### Work to do:
Pictures stay out of the copy; output exactly the lines from the one containing "Output a JSON object containing" through the end of the material.

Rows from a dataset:
----------------------------------------

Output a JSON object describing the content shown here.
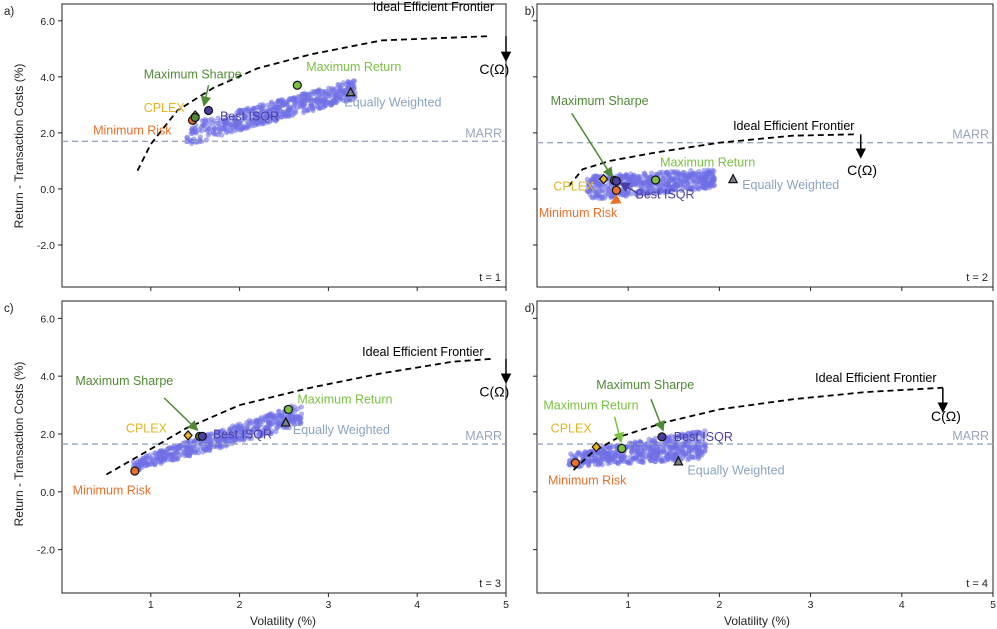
{
  "figure": {
    "ylabel": "Return - Transaction Costs (%)",
    "xlabel": "Volatility (%)",
    "marr_label": "MARR",
    "frontier_label": "Ideal Efficient Frontier",
    "cost_label": "C(Ω)",
    "colors": {
      "cloud": "#6f6fe6",
      "frontier": "#000000",
      "marr": "#9aa6bd",
      "min_risk": "#e8702a",
      "cplex": "#e6b422",
      "max_sharpe": "#4f8a35",
      "max_return": "#7ac043",
      "best_isqr": "#4a3fa0",
      "equal": "#8aa4bf"
    }
  },
  "chart_data": [
    {
      "type": "scatter",
      "panel": "a)",
      "time_label": "t = 1",
      "xlim": [
        0,
        5
      ],
      "ylim": [
        -3.5,
        6.6
      ],
      "xticks": [
        1,
        2,
        3,
        4,
        5
      ],
      "yticks": [
        6.0,
        4.0,
        2.0,
        0.0,
        -2.0
      ],
      "ytick_labels": [
        "6.0",
        "4.0",
        "2.0",
        "0.0",
        "-2.0"
      ],
      "show_xticklabels": false,
      "show_yticklabels": true,
      "marr": 1.7,
      "frontier": [
        [
          0.85,
          0.65
        ],
        [
          1.0,
          1.6
        ],
        [
          1.3,
          2.8
        ],
        [
          1.7,
          3.6
        ],
        [
          2.2,
          4.3
        ],
        [
          2.8,
          4.8
        ],
        [
          3.6,
          5.3
        ],
        [
          4.8,
          5.45
        ]
      ],
      "cloud": {
        "x_min": 1.4,
        "x_max": 3.3,
        "y_bottom_start": 1.55,
        "y_bottom_end": 3.2,
        "y_top_start": 2.3,
        "y_top_end": 3.9,
        "count": 520,
        "seed": 11
      },
      "points": [
        {
          "name": "Minimum Risk",
          "marker": "circle",
          "color_key": "min_risk",
          "x": 1.47,
          "y": 2.45
        },
        {
          "name": "CPLEX",
          "marker": "diamond",
          "color_key": "cplex",
          "x": 1.5,
          "y": 2.62
        },
        {
          "name": "Maximum Sharpe",
          "marker": "circle",
          "color_key": "max_sharpe",
          "x": 1.5,
          "y": 2.55
        },
        {
          "name": "Best ISQR",
          "marker": "circle",
          "color_key": "best_isqr",
          "x": 1.65,
          "y": 2.8
        },
        {
          "name": "Maximum Return",
          "marker": "circle",
          "color_key": "max_return",
          "x": 2.65,
          "y": 3.7
        },
        {
          "name": "Equally Weighted",
          "marker": "triangle",
          "color_key": "equal",
          "x": 3.25,
          "y": 3.45
        }
      ],
      "labels": [
        {
          "text": "Minimum Risk",
          "color_key": "min_risk",
          "x": 0.35,
          "y": 1.95
        },
        {
          "text": "CPLEX",
          "color_key": "cplex",
          "x": 0.92,
          "y": 2.75
        },
        {
          "text": "Maximum Sharpe",
          "color_key": "max_sharpe",
          "x": 0.92,
          "y": 3.95
        },
        {
          "text": "Best ISQR",
          "color_key": "best_isqr",
          "x": 1.78,
          "y": 2.45
        },
        {
          "text": "Maximum Return",
          "color_key": "max_return",
          "x": 2.75,
          "y": 4.2
        },
        {
          "text": "Equally Weighted",
          "color_key": "equal",
          "x": 3.18,
          "y": 2.95
        },
        {
          "text": "Ideal Efficient Frontier",
          "color_key": "frontier",
          "x": 3.5,
          "y": 6.35
        },
        {
          "text": "C(Ω)",
          "color_key": "frontier",
          "x": 4.7,
          "y": 4.1,
          "cost": true
        }
      ],
      "arrows": [
        {
          "from": [
            1.65,
            3.7
          ],
          "to": [
            1.6,
            3.0
          ],
          "color_key": "max_sharpe"
        },
        {
          "from": [
            5.0,
            5.45
          ],
          "to": [
            5.0,
            4.6
          ],
          "color_key": "frontier"
        }
      ]
    },
    {
      "type": "scatter",
      "panel": "b)",
      "time_label": "t = 2",
      "xlim": [
        0,
        5
      ],
      "ylim": [
        -3.5,
        6.6
      ],
      "xticks": [
        1,
        2,
        3,
        4,
        5
      ],
      "yticks": [
        6.0,
        4.0,
        2.0,
        0.0,
        -2.0
      ],
      "ytick_labels": [],
      "show_xticklabels": false,
      "show_yticklabels": false,
      "marr": 1.65,
      "frontier": [
        [
          0.35,
          0.1
        ],
        [
          0.5,
          0.7
        ],
        [
          0.8,
          1.0
        ],
        [
          1.3,
          1.3
        ],
        [
          2.0,
          1.65
        ],
        [
          2.8,
          1.9
        ],
        [
          3.5,
          1.95
        ]
      ],
      "cloud": {
        "x_min": 0.55,
        "x_max": 1.95,
        "y_bottom_start": -0.4,
        "y_bottom_end": 0.05,
        "y_top_start": 0.45,
        "y_top_end": 0.7,
        "count": 520,
        "seed": 22
      },
      "points": [
        {
          "name": "Minimum Risk",
          "marker": "circle",
          "color_key": "min_risk",
          "x": 0.87,
          "y": -0.05
        },
        {
          "name": "CPLEX",
          "marker": "diamond",
          "color_key": "cplex",
          "x": 0.73,
          "y": 0.35
        },
        {
          "name": "Maximum Sharpe",
          "marker": "circle",
          "color_key": "max_sharpe",
          "x": 0.85,
          "y": 0.3
        },
        {
          "name": "Best ISQR",
          "marker": "circle",
          "color_key": "best_isqr",
          "x": 0.87,
          "y": 0.28
        },
        {
          "name": "Maximum Return",
          "marker": "circle",
          "color_key": "max_return",
          "x": 1.3,
          "y": 0.32
        },
        {
          "name": "Equally Weighted",
          "marker": "triangle",
          "color_key": "equal",
          "x": 2.15,
          "y": 0.35
        }
      ],
      "labels": [
        {
          "text": "Minimum Risk",
          "color_key": "min_risk",
          "x": 0.02,
          "y": -1.0
        },
        {
          "text": "CPLEX",
          "color_key": "cplex",
          "x": 0.18,
          "y": -0.05
        },
        {
          "text": "Maximum Sharpe",
          "color_key": "max_sharpe",
          "x": 0.15,
          "y": 3.0
        },
        {
          "text": "Best ISQR",
          "color_key": "best_isqr",
          "x": 1.08,
          "y": -0.35
        },
        {
          "text": "Maximum Return",
          "color_key": "max_return",
          "x": 1.35,
          "y": 0.8
        },
        {
          "text": "Equally Weighted",
          "color_key": "equal",
          "x": 2.25,
          "y": 0.0
        },
        {
          "text": "Ideal Efficient Frontier",
          "color_key": "frontier",
          "x": 2.15,
          "y": 2.1
        },
        {
          "text": "C(Ω)",
          "color_key": "frontier",
          "x": 3.4,
          "y": 0.5,
          "cost": true
        }
      ],
      "arrows": [
        {
          "from": [
            0.38,
            2.7
          ],
          "to": [
            0.82,
            0.45
          ],
          "color_key": "max_sharpe"
        },
        {
          "from": [
            3.55,
            1.95
          ],
          "to": [
            3.55,
            1.15
          ],
          "color_key": "frontier"
        },
        {
          "from": [
            1.1,
            -0.15
          ],
          "to": [
            0.92,
            0.2
          ],
          "color_key": "best_isqr"
        },
        {
          "from": [
            0.9,
            -0.35
          ],
          "to": [
            0.82,
            -0.5
          ],
          "color_key": "min_risk"
        }
      ]
    },
    {
      "type": "scatter",
      "panel": "c)",
      "time_label": "t = 3",
      "xlim": [
        0,
        5
      ],
      "ylim": [
        -3.5,
        6.6
      ],
      "xticks": [
        1,
        2,
        3,
        4,
        5
      ],
      "yticks": [
        6.0,
        4.0,
        2.0,
        0.0,
        -2.0
      ],
      "ytick_labels": [
        "6.0",
        "4.0",
        "2.0",
        "0.0",
        "-2.0"
      ],
      "show_xticklabels": true,
      "show_yticklabels": true,
      "marr": 1.65,
      "frontier": [
        [
          0.5,
          0.6
        ],
        [
          0.9,
          1.3
        ],
        [
          1.4,
          2.2
        ],
        [
          2.0,
          3.0
        ],
        [
          2.8,
          3.6
        ],
        [
          3.6,
          4.1
        ],
        [
          4.4,
          4.5
        ],
        [
          4.85,
          4.6
        ]
      ],
      "cloud": {
        "x_min": 0.8,
        "x_max": 2.7,
        "y_bottom_start": 0.7,
        "y_bottom_end": 2.3,
        "y_top_start": 1.1,
        "y_top_end": 3.1,
        "count": 520,
        "seed": 33
      },
      "points": [
        {
          "name": "Minimum Risk",
          "marker": "circle",
          "color_key": "min_risk",
          "x": 0.82,
          "y": 0.72
        },
        {
          "name": "CPLEX",
          "marker": "diamond",
          "color_key": "cplex",
          "x": 1.42,
          "y": 1.95
        },
        {
          "name": "Maximum Sharpe",
          "marker": "circle",
          "color_key": "max_sharpe",
          "x": 1.55,
          "y": 1.92
        },
        {
          "name": "Best ISQR",
          "marker": "circle",
          "color_key": "best_isqr",
          "x": 1.58,
          "y": 1.92
        },
        {
          "name": "Maximum Return",
          "marker": "circle",
          "color_key": "max_return",
          "x": 2.55,
          "y": 2.85
        },
        {
          "name": "Equally Weighted",
          "marker": "triangle",
          "color_key": "equal",
          "x": 2.52,
          "y": 2.4
        }
      ],
      "labels": [
        {
          "text": "Minimum Risk",
          "color_key": "min_risk",
          "x": 0.12,
          "y": -0.1
        },
        {
          "text": "CPLEX",
          "color_key": "cplex",
          "x": 0.72,
          "y": 2.05
        },
        {
          "text": "Maximum Sharpe",
          "color_key": "max_sharpe",
          "x": 0.15,
          "y": 3.7
        },
        {
          "text": "Best ISQR",
          "color_key": "best_isqr",
          "x": 1.7,
          "y": 1.85
        },
        {
          "text": "Maximum Return",
          "color_key": "max_return",
          "x": 2.65,
          "y": 3.05
        },
        {
          "text": "Equally Weighted",
          "color_key": "equal",
          "x": 2.6,
          "y": 2.0
        },
        {
          "text": "Ideal Efficient Frontier",
          "color_key": "frontier",
          "x": 3.38,
          "y": 4.7
        },
        {
          "text": "C(Ω)",
          "color_key": "frontier",
          "x": 4.7,
          "y": 3.3,
          "cost": true
        }
      ],
      "arrows": [
        {
          "from": [
            1.15,
            3.25
          ],
          "to": [
            1.52,
            2.15
          ],
          "color_key": "max_sharpe"
        },
        {
          "from": [
            5.0,
            4.6
          ],
          "to": [
            5.0,
            3.8
          ],
          "color_key": "frontier"
        }
      ]
    },
    {
      "type": "scatter",
      "panel": "d)",
      "time_label": "t = 4",
      "xlim": [
        0,
        5
      ],
      "ylim": [
        -3.5,
        6.6
      ],
      "xticks": [
        1,
        2,
        3,
        4,
        5
      ],
      "yticks": [
        6.0,
        4.0,
        2.0,
        0.0,
        -2.0
      ],
      "ytick_labels": [],
      "show_xticklabels": true,
      "show_yticklabels": false,
      "marr": 1.65,
      "frontier": [
        [
          0.4,
          0.75
        ],
        [
          0.6,
          1.35
        ],
        [
          0.9,
          1.9
        ],
        [
          1.4,
          2.4
        ],
        [
          2.0,
          2.85
        ],
        [
          2.8,
          3.2
        ],
        [
          3.6,
          3.45
        ],
        [
          4.45,
          3.6
        ]
      ],
      "cloud": {
        "x_min": 0.35,
        "x_max": 1.85,
        "y_bottom_start": 0.85,
        "y_bottom_end": 1.15,
        "y_top_start": 1.35,
        "y_top_end": 2.15,
        "count": 520,
        "seed": 44
      },
      "points": [
        {
          "name": "Minimum Risk",
          "marker": "circle",
          "color_key": "min_risk",
          "x": 0.42,
          "y": 1.0
        },
        {
          "name": "CPLEX",
          "marker": "diamond",
          "color_key": "cplex",
          "x": 0.65,
          "y": 1.55
        },
        {
          "name": "Maximum Return",
          "marker": "circle",
          "color_key": "max_return",
          "x": 0.93,
          "y": 1.5
        },
        {
          "name": "Best ISQR",
          "marker": "circle",
          "color_key": "best_isqr",
          "x": 1.37,
          "y": 1.9
        },
        {
          "name": "Equally Weighted",
          "marker": "triangle",
          "color_key": "equal",
          "x": 1.55,
          "y": 1.05
        }
      ],
      "labels": [
        {
          "text": "Minimum Risk",
          "color_key": "min_risk",
          "x": 0.12,
          "y": 0.25
        },
        {
          "text": "CPLEX",
          "color_key": "cplex",
          "x": 0.15,
          "y": 2.05
        },
        {
          "text": "Maximum Return",
          "color_key": "max_return",
          "x": 0.07,
          "y": 2.85
        },
        {
          "text": "Maximum Sharpe",
          "color_key": "max_sharpe",
          "x": 0.65,
          "y": 3.55
        },
        {
          "text": "Best ISQR",
          "color_key": "best_isqr",
          "x": 1.5,
          "y": 1.75
        },
        {
          "text": "Equally Weighted",
          "color_key": "equal",
          "x": 1.65,
          "y": 0.6
        },
        {
          "text": "Ideal Efficient Frontier",
          "color_key": "frontier",
          "x": 3.05,
          "y": 3.8
        },
        {
          "text": "C(Ω)",
          "color_key": "frontier",
          "x": 4.32,
          "y": 2.45,
          "cost": true
        }
      ],
      "arrows": [
        {
          "from": [
            0.85,
            2.6
          ],
          "to": [
            0.92,
            1.75
          ],
          "color_key": "max_return"
        },
        {
          "from": [
            1.25,
            3.2
          ],
          "to": [
            1.38,
            2.15
          ],
          "color_key": "max_sharpe"
        },
        {
          "from": [
            4.45,
            3.6
          ],
          "to": [
            4.45,
            2.8
          ],
          "color_key": "frontier"
        }
      ]
    }
  ]
}
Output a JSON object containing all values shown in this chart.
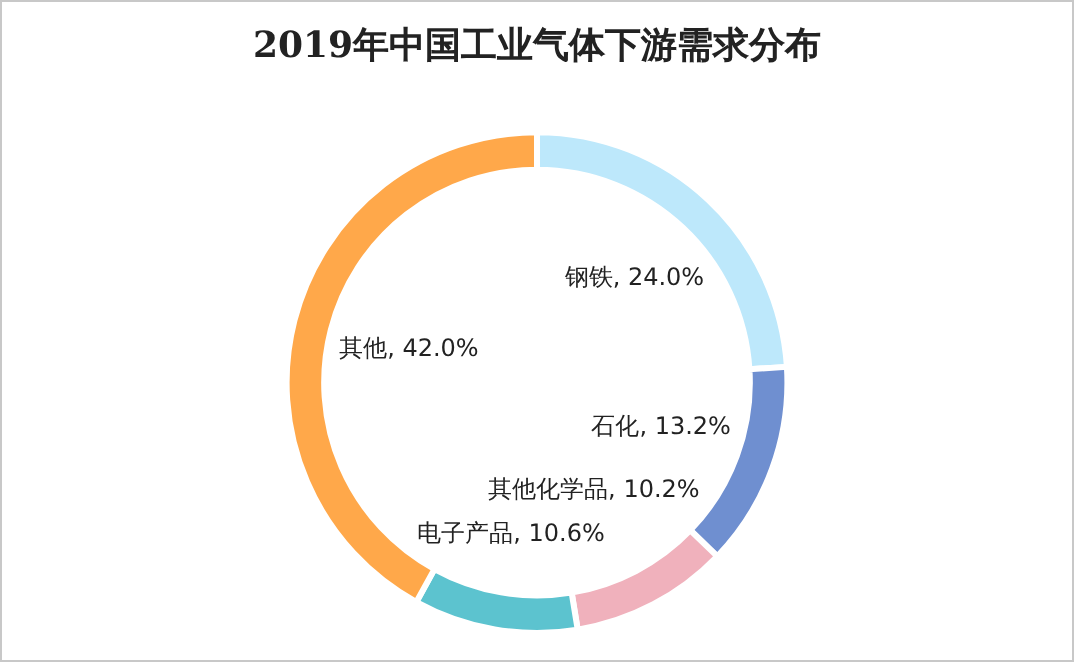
{
  "chart_data": {
    "type": "donut",
    "title": "2019年中国工业气体下游需求分布",
    "categories": [
      "钢铁",
      "石化",
      "其他化学品",
      "电子产品",
      "其他"
    ],
    "values": [
      24.0,
      13.2,
      10.2,
      10.6,
      42.0
    ],
    "colors": [
      "#bde8fb",
      "#6f8fd0",
      "#f0b1bc",
      "#5cc3cf",
      "#ffa84a"
    ],
    "value_labels": [
      "24.0%",
      "13.2%",
      "10.2%",
      "10.6%",
      "42.0%"
    ],
    "legend": false
  }
}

----------------------------------------

### Task solution:
Output a JSON object containing all values shown in this chart.
{
  "chart_data": {
    "type": "donut",
    "title": "2019年中国工业气体下游需求分布",
    "categories": [
      "钢铁",
      "石化",
      "其他化学品",
      "电子产品",
      "其他"
    ],
    "values": [
      24.0,
      13.2,
      10.2,
      10.6,
      42.0
    ],
    "colors": [
      "#bde8fb",
      "#6f8fd0",
      "#f0b1bc",
      "#5cc3cf",
      "#ffa84a"
    ],
    "value_labels": [
      "24.0%",
      "13.2%",
      "10.2%",
      "10.6%",
      "42.0%"
    ],
    "legend": false
  }
}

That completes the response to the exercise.